* **THE EXERCISE**: Your task is to transcribe the data in full.

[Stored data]
§

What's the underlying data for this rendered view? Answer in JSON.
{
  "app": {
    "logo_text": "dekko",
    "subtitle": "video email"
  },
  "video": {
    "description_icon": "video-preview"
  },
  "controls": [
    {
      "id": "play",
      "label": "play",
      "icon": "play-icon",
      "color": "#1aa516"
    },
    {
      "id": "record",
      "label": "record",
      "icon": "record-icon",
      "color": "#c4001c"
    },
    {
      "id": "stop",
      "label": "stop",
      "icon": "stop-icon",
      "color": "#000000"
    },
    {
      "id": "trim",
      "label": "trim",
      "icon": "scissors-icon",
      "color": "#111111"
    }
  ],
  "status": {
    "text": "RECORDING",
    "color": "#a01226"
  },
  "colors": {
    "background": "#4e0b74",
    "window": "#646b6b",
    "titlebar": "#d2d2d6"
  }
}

§

* **SOLUTION TO THIS TASK**:
What's the underlying data for this rendered view? Answer in JSON.
{
  "app": {
    "logo_text": "dekko",
    "subtitle": "video email"
  },
  "video": {
    "description_icon": "video-preview"
  },
  "controls": [
    {
      "id": "play",
      "label": "play",
      "icon": "play-icon",
      "color": "#1aa516"
    },
    {
      "id": "record",
      "label": "record",
      "icon": "record-icon",
      "color": "#c4001c"
    },
    {
      "id": "stop",
      "label": "stop",
      "icon": "stop-icon",
      "color": "#000000"
    },
    {
      "id": "trim",
      "label": "trim",
      "icon": "scissors-icon",
      "color": "#111111"
    }
  ],
  "status": {
    "text": "RECORDING",
    "color": "#a01226"
  },
  "colors": {
    "background": "#4e0b74",
    "window": "#646b6b",
    "titlebar": "#d2d2d6"
  }
}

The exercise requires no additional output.